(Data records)
=-=-=-=-=

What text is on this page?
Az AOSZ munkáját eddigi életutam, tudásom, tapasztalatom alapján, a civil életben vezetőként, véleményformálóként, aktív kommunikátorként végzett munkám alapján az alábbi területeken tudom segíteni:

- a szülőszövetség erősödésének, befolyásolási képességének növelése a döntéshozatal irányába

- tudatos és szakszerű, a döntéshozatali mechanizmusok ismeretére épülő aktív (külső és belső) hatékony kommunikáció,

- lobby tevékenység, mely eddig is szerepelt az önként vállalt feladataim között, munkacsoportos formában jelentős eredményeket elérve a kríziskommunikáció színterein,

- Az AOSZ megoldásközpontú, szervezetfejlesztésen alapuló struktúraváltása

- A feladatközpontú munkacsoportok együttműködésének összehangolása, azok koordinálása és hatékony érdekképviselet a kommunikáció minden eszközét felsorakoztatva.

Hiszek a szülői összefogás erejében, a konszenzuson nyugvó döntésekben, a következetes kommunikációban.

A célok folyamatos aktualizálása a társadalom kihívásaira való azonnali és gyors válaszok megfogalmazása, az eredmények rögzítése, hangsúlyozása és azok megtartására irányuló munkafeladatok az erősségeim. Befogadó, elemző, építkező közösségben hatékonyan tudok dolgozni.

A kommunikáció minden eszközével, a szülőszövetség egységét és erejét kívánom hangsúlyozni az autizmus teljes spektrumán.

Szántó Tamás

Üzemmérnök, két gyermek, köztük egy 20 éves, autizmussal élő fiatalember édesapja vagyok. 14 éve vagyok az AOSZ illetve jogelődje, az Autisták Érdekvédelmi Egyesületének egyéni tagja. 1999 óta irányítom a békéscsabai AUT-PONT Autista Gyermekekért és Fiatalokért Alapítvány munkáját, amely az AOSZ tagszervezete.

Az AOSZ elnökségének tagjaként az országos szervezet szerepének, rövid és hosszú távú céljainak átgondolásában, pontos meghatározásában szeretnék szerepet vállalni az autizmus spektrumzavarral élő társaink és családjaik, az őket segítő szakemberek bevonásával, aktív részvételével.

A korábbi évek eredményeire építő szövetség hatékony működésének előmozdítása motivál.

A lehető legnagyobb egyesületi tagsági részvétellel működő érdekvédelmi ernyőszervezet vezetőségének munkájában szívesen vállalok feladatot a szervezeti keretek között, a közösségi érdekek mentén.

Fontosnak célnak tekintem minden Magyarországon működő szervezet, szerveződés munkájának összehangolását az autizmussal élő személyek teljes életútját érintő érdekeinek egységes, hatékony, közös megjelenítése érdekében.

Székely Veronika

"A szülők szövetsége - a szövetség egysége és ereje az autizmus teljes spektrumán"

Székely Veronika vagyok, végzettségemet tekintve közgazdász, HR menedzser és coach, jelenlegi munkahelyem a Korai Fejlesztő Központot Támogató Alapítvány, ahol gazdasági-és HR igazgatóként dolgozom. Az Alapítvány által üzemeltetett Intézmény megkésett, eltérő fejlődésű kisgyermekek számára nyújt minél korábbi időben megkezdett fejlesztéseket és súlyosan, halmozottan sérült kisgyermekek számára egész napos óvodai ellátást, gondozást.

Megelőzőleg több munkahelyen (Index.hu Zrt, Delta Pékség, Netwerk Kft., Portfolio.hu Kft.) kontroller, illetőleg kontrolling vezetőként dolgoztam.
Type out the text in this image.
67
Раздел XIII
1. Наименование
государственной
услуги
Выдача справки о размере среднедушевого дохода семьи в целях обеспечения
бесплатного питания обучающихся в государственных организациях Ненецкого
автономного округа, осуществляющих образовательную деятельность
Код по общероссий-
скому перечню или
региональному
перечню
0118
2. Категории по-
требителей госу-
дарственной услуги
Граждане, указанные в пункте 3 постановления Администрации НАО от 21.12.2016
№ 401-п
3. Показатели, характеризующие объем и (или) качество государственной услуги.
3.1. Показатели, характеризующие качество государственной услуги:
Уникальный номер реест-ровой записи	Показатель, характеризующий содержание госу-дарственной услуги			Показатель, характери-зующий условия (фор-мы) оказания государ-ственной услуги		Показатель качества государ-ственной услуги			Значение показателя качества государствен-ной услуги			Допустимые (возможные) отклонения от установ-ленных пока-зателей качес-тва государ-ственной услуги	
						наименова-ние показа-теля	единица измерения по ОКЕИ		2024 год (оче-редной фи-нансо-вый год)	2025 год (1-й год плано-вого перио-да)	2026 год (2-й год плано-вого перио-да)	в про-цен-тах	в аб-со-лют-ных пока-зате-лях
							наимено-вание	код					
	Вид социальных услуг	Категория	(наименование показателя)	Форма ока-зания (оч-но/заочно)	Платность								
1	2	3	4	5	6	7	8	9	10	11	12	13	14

=-=-=-=-=

EXERCISE OBJECTIVE: All of the entries must be written out exactly as they stand.

REPLY:
What text is on this page?
Az AOSZ munkáját eddigi életutam, tudásom, tapasztalatom alapján, a civil életben vezetőként, véleményformálóként, aktív kommunikátorként végzett munkám alapján az alábbi területeken tudom segíteni:

- a szülőszövetség erősödésének, befolyásolási képességének növelése a döntéshozatal irányába

- tudatos és szakszerű, a döntéshozatali mechanizmusok ismeretére épülő aktív (külső és belső) hatékony kommunikáció,

- lobby tevékenység, mely eddig is szerepelt az önként vállalt feladataim között, munkacsoportos formában jelentős eredményeket elérve a kríziskommunikáció színterein,

- Az AOSZ megoldásközpontú, szervezetfejlesztésen alapuló struktúraváltása

- A feladatközpontú munkacsoportok együttműködésének összehangolása, azok koordinálása és hatékony érdekképviselet a kommunikáció minden eszközét felsorakoztatva.

Hiszek a szülői összefogás erejében, a konszenzuson nyugvó döntésekben, a következetes kommunikációban.

A célok folyamatos aktualizálása a társadalom kihívásaira való azonnali és gyors válaszok megfogalmazása, az eredmények rögzítése, hangsúlyozása és azok megtartására irányuló munkafeladatok az erősségeim. Befogadó, elemző, építkező közösségben hatékonyan tudok dolgozni.

A kommunikáció minden eszközével, a szülőszövetség egységét és erejét kívánom hangsúlyozni az autizmus teljes spektrumán.

Szántó Tamás

Üzemmérnök, két gyermek, köztük egy 20 éves, autizmussal élő fiatalember édesapja vagyok. 14 éve vagyok az AOSZ illetve jogelődje, az Autisták Érdekvédelmi Egyesületének egyéni tagja. 1999 óta irányítom a békéscsabai AUT-PONT Autista Gyermekekért és Fiatalokért Alapítvány munkáját, amely az AOSZ tagszervezete.

Az AOSZ elnökségének tagjaként az országos szervezet szerepének, rövid és hosszú távú céljainak átgondolásában, pontos meghatározásában szeretnék szerepet vállalni az autizmus spektrumzavarral élő társaink és családjaik, az őket segítő szakemberek bevonásával, aktív részvételével.

A korábbi évek eredményeire építő szövetség hatékony működésének előmozdítása motivál.

A lehető legnagyobb egyesületi tagsági részvétellel működő érdekvédelmi ernyőszervezet vezetőségének munkájában szívesen vállalok feladatot a szervezeti keretek között, a közösségi érdekek mentén.

Fontosnak célnak tekintem minden Magyarországon működő szervezet, szerveződés munkájának összehangolását az autizmussal élő személyek teljes életútját érintő érdekeinek egységes, hatékony, közös megjelenítése érdekében.

Székely Veronika

"A szülők szövetsége - a szövetség egysége és ereje az autizmus teljes spektrumán"

Székely Veronika vagyok, végzettségemet tekintve közgazdász, HR menedzser és coach, jelenlegi munkahelyem a Korai Fejlesztő Központot Támogató Alapítvány, ahol gazdasági-és HR igazgatóként dolgozom. Az Alapítvány által üzemeltetett Intézmény megkésett, eltérő fejlődésű kisgyermekek számára nyújt minél korábbi időben megkezdett fejlesztéseket és súlyosan, halmozottan sérült kisgyermekek számára egész napos óvodai ellátást, gondozást.

Megelőzőleg több munkahelyen (Index.hu Zrt, Delta Pékség, Netwerk Kft., Portfolio.hu Kft.) kontroller, illetőleg kontrolling vezetőként dolgoztam.
Type out the text in this image.
67
Раздел XIII
1. Наименование
государственной
услуги
Выдача справки о размере среднедушевого дохода семьи в целях обеспечения
бесплатного питания обучающихся в государственных организациях Ненецкого
автономного округа, осуществляющих образовательную деятельность
Код по общероссий-
скому перечню или
региональному
перечню
0118
2. Категории по-
требителей госу-
дарственной услуги
Граждане, указанные в пункте 3 постановления Администрации НАО от 21.12.2016
№ 401-п
3. Показатели, характеризующие объем и (или) качество государственной услуги.
3.1. Показатели, характеризующие качество государственной услуги:
Уникальный номер реест-ровой записи	Показатель, характеризующий содержание госу-дарственной услуги			Показатель, характери-зующий условия (фор-мы) оказания государ-ственной услуги		Показатель качества государ-ственной услуги			Значение показателя качества государствен-ной услуги			Допустимые (возможные) отклонения от установ-ленных пока-зателей качес-тва государ-ственной услуги	
						наименова-ние показа-теля	единица измерения по ОКЕИ		2024 год (оче-редной фи-нансо-вый год)	2025 год (1-й год плано-вого перио-да)	2026 год (2-й год плано-вого перио-да)	в про-цен-тах	в аб-со-лют-ных пока-зате-лях
							наимено-вание	код					
	Вид социальных услуг	Категория	(наименование показателя)	Форма ока-зания (оч-но/заочно)	Платность								
1	2	3	4	5	6	7	8	9	10	11	12	13	14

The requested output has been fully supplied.